[Start of section]

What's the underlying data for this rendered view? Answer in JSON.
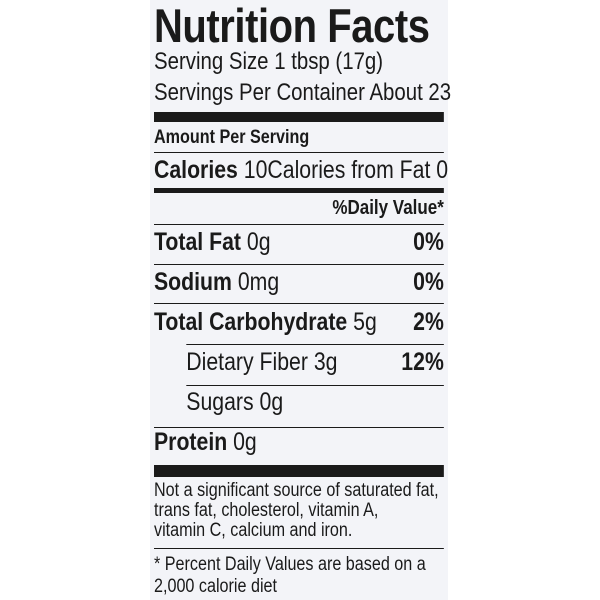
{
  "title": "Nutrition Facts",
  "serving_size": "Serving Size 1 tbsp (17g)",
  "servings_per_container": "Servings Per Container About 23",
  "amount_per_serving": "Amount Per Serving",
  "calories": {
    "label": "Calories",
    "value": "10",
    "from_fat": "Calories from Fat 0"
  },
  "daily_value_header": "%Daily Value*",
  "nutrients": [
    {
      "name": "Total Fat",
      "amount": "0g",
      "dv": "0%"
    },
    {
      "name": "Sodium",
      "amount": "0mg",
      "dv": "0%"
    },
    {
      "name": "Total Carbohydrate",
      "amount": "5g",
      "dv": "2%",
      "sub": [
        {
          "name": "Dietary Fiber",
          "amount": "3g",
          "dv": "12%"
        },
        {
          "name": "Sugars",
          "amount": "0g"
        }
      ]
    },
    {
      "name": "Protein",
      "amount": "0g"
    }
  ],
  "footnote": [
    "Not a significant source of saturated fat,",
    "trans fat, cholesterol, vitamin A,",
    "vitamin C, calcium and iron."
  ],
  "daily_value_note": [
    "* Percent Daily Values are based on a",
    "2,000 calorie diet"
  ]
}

[End of section]

Work item:
Word for word, give back each entry from above, but skip any picture.

Task response:
What's the underlying data for this rendered view? Answer in JSON.
{
  "title": "Nutrition Facts",
  "serving_size": "Serving Size 1 tbsp (17g)",
  "servings_per_container": "Servings Per Container About 23",
  "amount_per_serving": "Amount Per Serving",
  "calories": {
    "label": "Calories",
    "value": "10",
    "from_fat": "Calories from Fat 0"
  },
  "daily_value_header": "%Daily Value*",
  "nutrients": [
    {
      "name": "Total Fat",
      "amount": "0g",
      "dv": "0%"
    },
    {
      "name": "Sodium",
      "amount": "0mg",
      "dv": "0%"
    },
    {
      "name": "Total Carbohydrate",
      "amount": "5g",
      "dv": "2%",
      "sub": [
        {
          "name": "Dietary Fiber",
          "amount": "3g",
          "dv": "12%"
        },
        {
          "name": "Sugars",
          "amount": "0g"
        }
      ]
    },
    {
      "name": "Protein",
      "amount": "0g"
    }
  ],
  "footnote": [
    "Not a significant source of saturated fat,",
    "trans fat, cholesterol, vitamin A,",
    "vitamin C, calcium and iron."
  ],
  "daily_value_note": [
    "* Percent Daily Values are based on a",
    "2,000 calorie diet"
  ]
}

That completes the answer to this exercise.